[Available records]:
>> Begin

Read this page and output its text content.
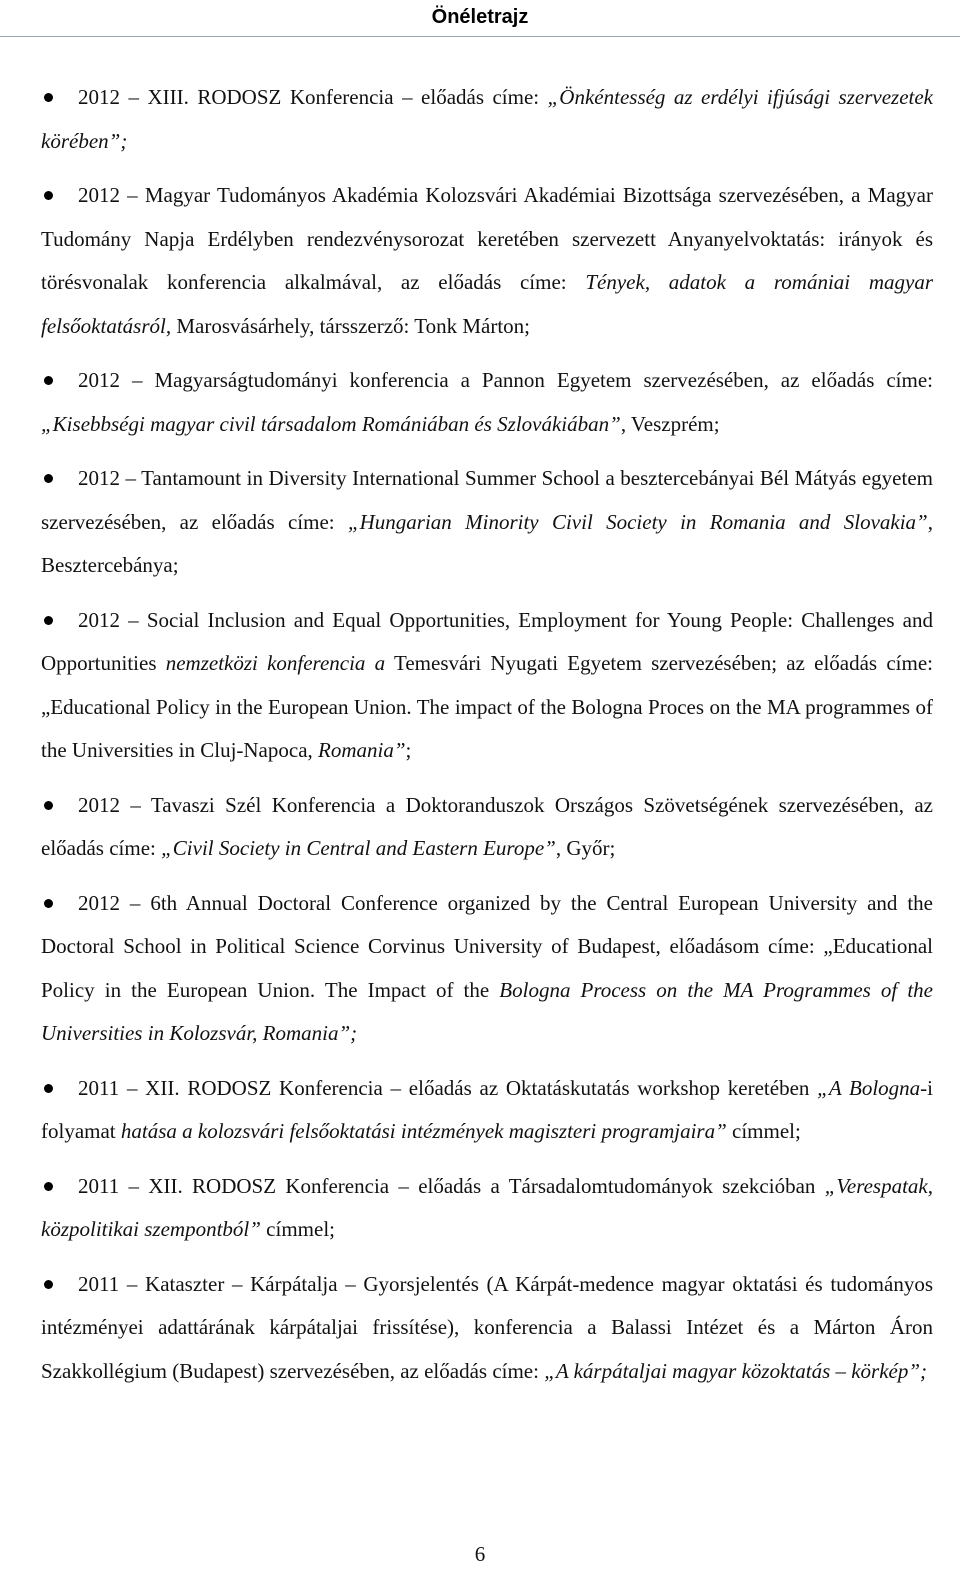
Önéletrajz
2012 – XIII. RODOSZ Konferencia – előadás címe: „Önkéntesség az erdélyi ifjúsági szervezetek körében”;
2012 – Magyar Tudományos Akadémia Kolozsvári Akadémiai Bizottsága szervezésében, a Magyar Tudomány Napja Erdélyben rendezvénysorozat keretében szervezett Anyanyelvoktatás: irányok és törésvonalak konferencia alkalmával, az előadás címe: Tények, adatok a romániai magyar felsőoktatásról, Marosvásárhely, társszerző: Tonk Márton;
2012 – Magyarságtudományi konferencia a Pannon Egyetem szervezésében, az előadás címe: „Kisebbségi magyar civil társadalom Romániában és Szlovákiában”, Veszprém;
2012 – Tantamount in Diversity International Summer School a besztercebányai Bél Mátyás egyetem szervezésében, az előadás címe: „Hungarian Minority Civil Society in Romania and Slovakia”, Besztercebánya;
2012 – Social Inclusion and Equal Opportunities, Employment for Young People: Challenges and Opportunities nemzetközi konferencia a Temesvári Nyugati Egyetem szervezésében; az előadás címe: „Educational Policy in the European Union. The impact of the Bologna Proces on the MA programmes of the Universities in Cluj-Napoca, Romania”;
2012 – Tavaszi Szél Konferencia a Doktoranduszok Országos Szövetségének szervezésében, az előadás címe: „Civil Society in Central and Eastern Europe”, Győr;
2012 – 6th Annual Doctoral Conference organized by the Central European University and the Doctoral School in Political Science Corvinus University of Budapest, előadásom címe: „Educational Policy in the European Union. The Impact of the Bologna Process on the MA Programmes of the Universities in Kolozsvár, Romania”;
2011 – XII. RODOSZ Konferencia – előadás az Oktatáskutatás workshop keretében „A Bologna-i folyamat hatása a kolozsvári felsőoktatási intézmények magiszteri programjaira” címmel;
2011 – XII. RODOSZ Konferencia – előadás a Társadalomtudományok szekcióban „Verespatak, közpolitikai szempontból” címmel;
2011 – Kataszter – Kárpátalja – Gyorsjelentés (A Kárpát-medence magyar oktatási és tudományos intézményei adattárának kárpátaljai frissítése), konferencia a Balassi Intézet és a Márton Áron Szakkollégium (Budapest) szervezésében, az előadás címe: „A kárpátaljai magyar közoktatás – körkép”;
6
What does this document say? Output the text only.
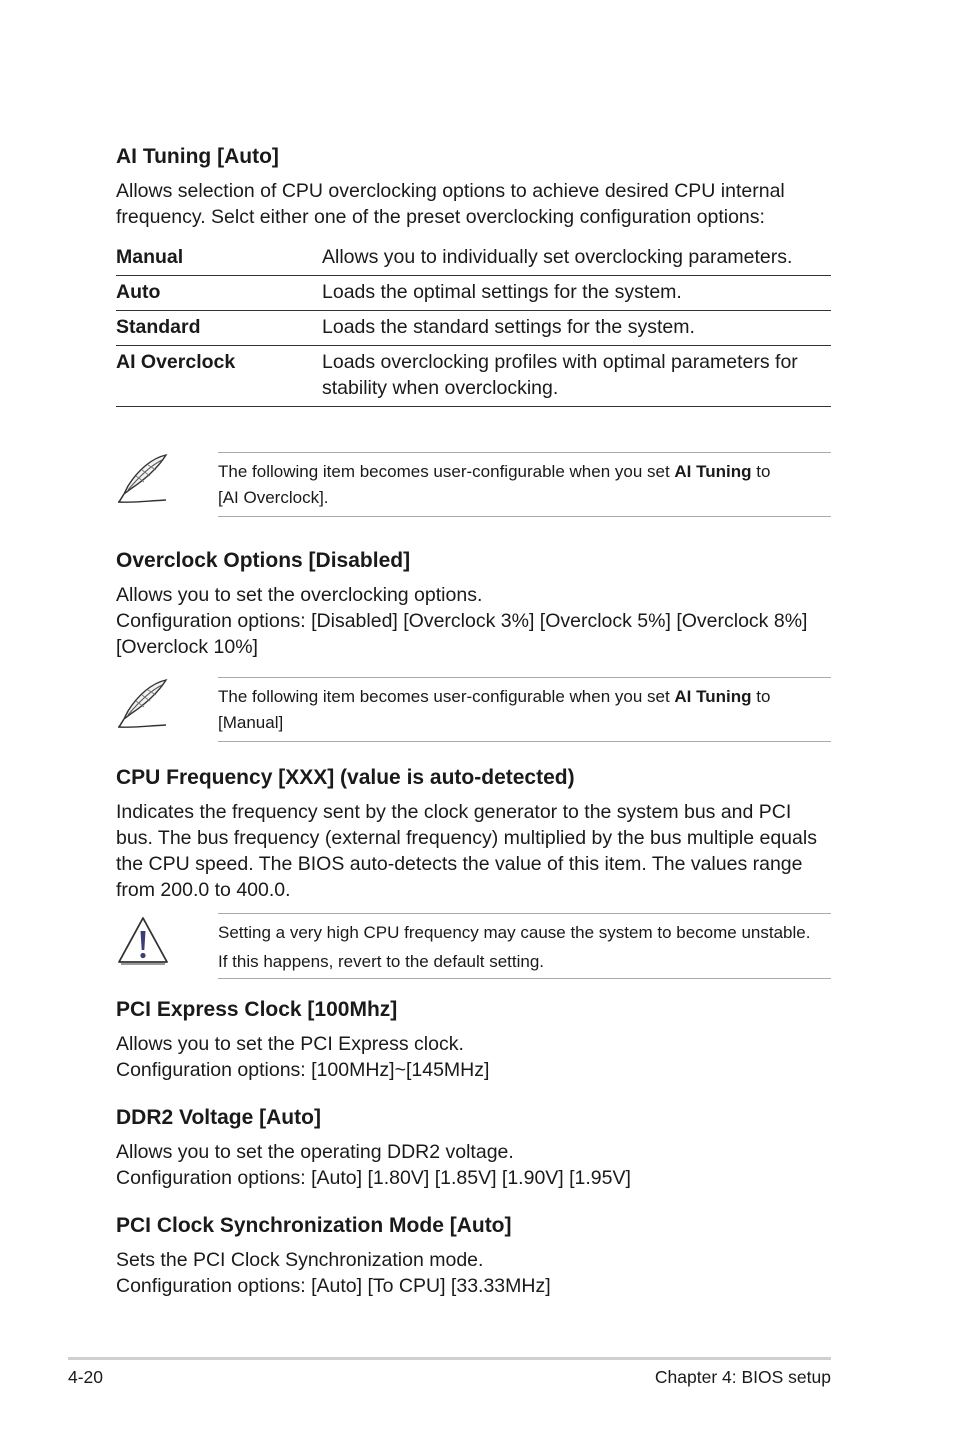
AI Tuning [Auto]

Allows selection of CPU overclocking options to achieve desired CPU internal
frequency. Selct either one of the preset overclocking configuration options:

Manual	Allows you to individually set overclocking parameters.
Auto	Loads the optimal settings for the system.
Standard	Loads the standard settings for the system.
AI Overclock	Loads overclocking profiles with optimal parameters for
stability when overclocking.
The following item becomes user-configurable when you set AI Tuning to
[AI Overclock].
Overclock Options [Disabled]

Allows you to set the overclocking options.
Configuration options: [Disabled] [Overclock 3%] [Overclock 5%] [Overclock 8%]
[Overclock 10%]

The following item becomes user-configurable when you set AI Tuning to
[Manual]
CPU Frequency [XXX] (value is auto-detected)

Indicates the frequency sent by the clock generator to the system bus and PCI
bus. The bus frequency (external frequency) multiplied by the bus multiple equals
the CPU speed. The BIOS auto-detects the value of this item. The values range
from 200.0 to 400.0.

Setting a very high CPU frequency may cause the system to become unstable.
If this happens, revert to the default setting.
PCI Express Clock [100Mhz]

Allows you to set the PCI Express clock.
Configuration options: [100MHz]~[145MHz]

DDR2 Voltage [Auto]

Allows you to set the operating DDR2 voltage.
Configuration options: [Auto] [1.80V] [1.85V] [1.90V] [1.95V]

PCI Clock Synchronization Mode [Auto]

Sets the PCI Clock Synchronization mode.
Configuration options: [Auto] [To CPU] [33.33MHz]

4-20	Chapter 4: BIOS setup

>> End

Leave out every line without the string "value" and copy the rest.

CPU Frequency [XXX] (value is auto-detected)
the CPU speed. The BIOS auto-detects the value of this item. The values range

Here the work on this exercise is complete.